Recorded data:
++++++++

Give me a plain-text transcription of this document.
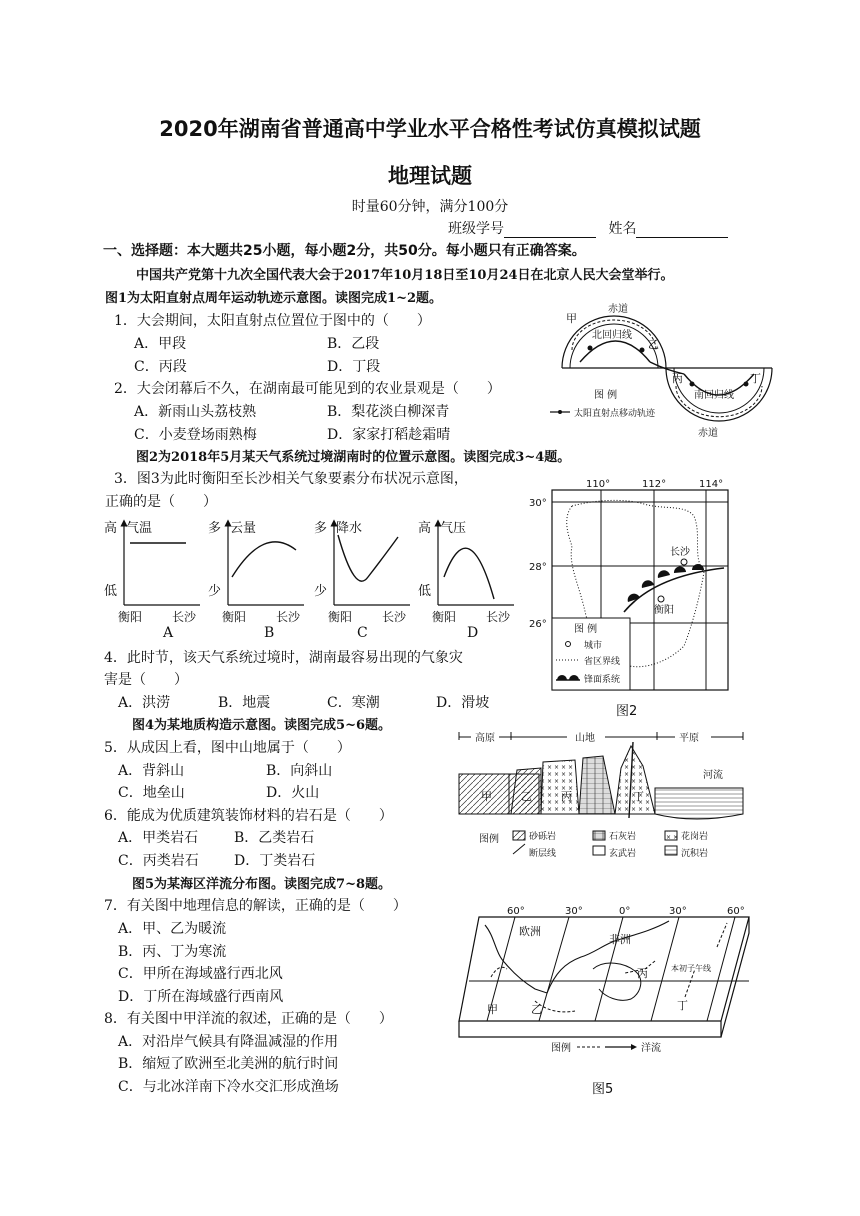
2020年湖南省普通高中学业水平合格性考试仿真模拟试题
地理试题
时量60分钟，满分100分
班级学号	姓名
一、选择题：本大题共25小题，每小题2分，共50分。每小题只有正确答案。
中国共产党第十九次全国代表大会于2017年10月18日至10月24日在北京人民大会堂举行。
图1为太阳直射点周年运动轨迹示意图。读图完成1~2题。
1．大会期间，太阳直射点位置位于图中的（　　）
A．甲段	B．乙段
C．丙段	D．丁段
2．大会闭幕后不久，在湖南最可能见到的农业景观是（　　）
A．新雨山头荔枝熟	B．梨花淡白柳深青
C．小麦登场雨熟梅	D．家家打稻趁霜晴
图2为2018年5月某天气系统过境湖南时的位置示意图。读图完成3~4题。
3．图3为此时衡阳至长沙相关气象要素分布状况示意图，
正确的是（　　）
高
低
气温
衡阳 长沙
多
少
云量
衡阳 长沙
多
少
降水
衡阳 长沙
高
低
气压
衡阳 长沙
A	B	C	D
4．此时节，该天气系统过境时，湖南最容易出现的气象灾
害是（　　）
A．洪涝	B．地震	C．寒潮	D．滑坡
图4为某地质构造示意图。读图完成5~6题。
5．从成因上看，图中山地属于（　　）
A．背斜山	B．向斜山
C．地垒山	D．火山
6．能成为优质建筑装饰材料的岩石是（　　）
A．甲类岩石	B．乙类岩石
C．丙类岩石	D．丁类岩石
图5为某海区洋流分布图。读图完成7~8题。
7．有关图中地理信息的解读，正确的是（　　）
A．甲、乙为暖流
B．丙、丁为寒流
C．甲所在海域盛行西北风
D．丁所在海域盛行西南风
8．有关图中甲洋流的叙述，正确的是（　　）
A．对沿岸气候具有降温减湿的作用
B．缩短了欧洲至北美洲的航行时间
C．与北冰洋南下冷水交汇形成渔场
赤道
赤道
北回归线
南回归线
甲
乙
丙	丁
图 例
太阳直射点移动轨迹
110°	112°	114°
30°
28°
26°
长沙
衡阳
图 例
城市
省区界线
锋面系统
图2
高原	山地	平原
甲	乙	丙	丁
河流
图例	砂砾岩	石灰岩	花岗岩
断层线	玄武岩	沉积岩
60°	30°	0°	30°	60°
欧洲
非洲
本初子午线
甲	乙
丙
丁
图例	洋流
图5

++++++++

## Exercise description
Print the full listing exactly, dropping the pictures.

## Written solution
Give me a plain-text transcription of this document.
2020年湖南省普通高中学业水平合格性考试仿真模拟试题
地理试题
时量60分钟，满分100分
班级学号	姓名
一、选择题：本大题共25小题，每小题2分，共50分。每小题只有正确答案。
中国共产党第十九次全国代表大会于2017年10月18日至10月24日在北京人民大会堂举行。
图1为太阳直射点周年运动轨迹示意图。读图完成1~2题。
1．大会期间，太阳直射点位置位于图中的（　　）
A．甲段	B．乙段
C．丙段	D．丁段
2．大会闭幕后不久，在湖南最可能见到的农业景观是（　　）
A．新雨山头荔枝熟	B．梨花淡白柳深青
C．小麦登场雨熟梅	D．家家打稻趁霜晴
图2为2018年5月某天气系统过境湖南时的位置示意图。读图完成3~4题。
3．图3为此时衡阳至长沙相关气象要素分布状况示意图，
正确的是（　　）
高
低
气温
衡阳 长沙
多
少
云量
衡阳 长沙
多
少
降水
衡阳 长沙
高
低
气压
衡阳 长沙
A	B	C	D
4．此时节，该天气系统过境时，湖南最容易出现的气象灾
害是（　　）
A．洪涝	B．地震	C．寒潮	D．滑坡
图4为某地质构造示意图。读图完成5~6题。
5．从成因上看，图中山地属于（　　）
A．背斜山	B．向斜山
C．地垒山	D．火山
6．能成为优质建筑装饰材料的岩石是（　　）
A．甲类岩石	B．乙类岩石
C．丙类岩石	D．丁类岩石
图5为某海区洋流分布图。读图完成7~8题。
7．有关图中地理信息的解读，正确的是（　　）
A．甲、乙为暖流
B．丙、丁为寒流
C．甲所在海域盛行西北风
D．丁所在海域盛行西南风
8．有关图中甲洋流的叙述，正确的是（　　）
A．对沿岸气候具有降温减湿的作用
B．缩短了欧洲至北美洲的航行时间
C．与北冰洋南下冷水交汇形成渔场
赤道
赤道
北回归线
南回归线
甲
乙
丙	丁
图 例
太阳直射点移动轨迹
110°	112°	114°
30°
28°
26°
长沙
衡阳
图 例
城市
省区界线
锋面系统
图2
高原	山地	平原
甲	乙	丙	丁
河流
图例	砂砾岩	石灰岩	花岗岩
断层线	玄武岩	沉积岩
60°	30°	0°	30°	60°
欧洲
非洲
本初子午线
甲	乙
丙
丁
图例	洋流
图5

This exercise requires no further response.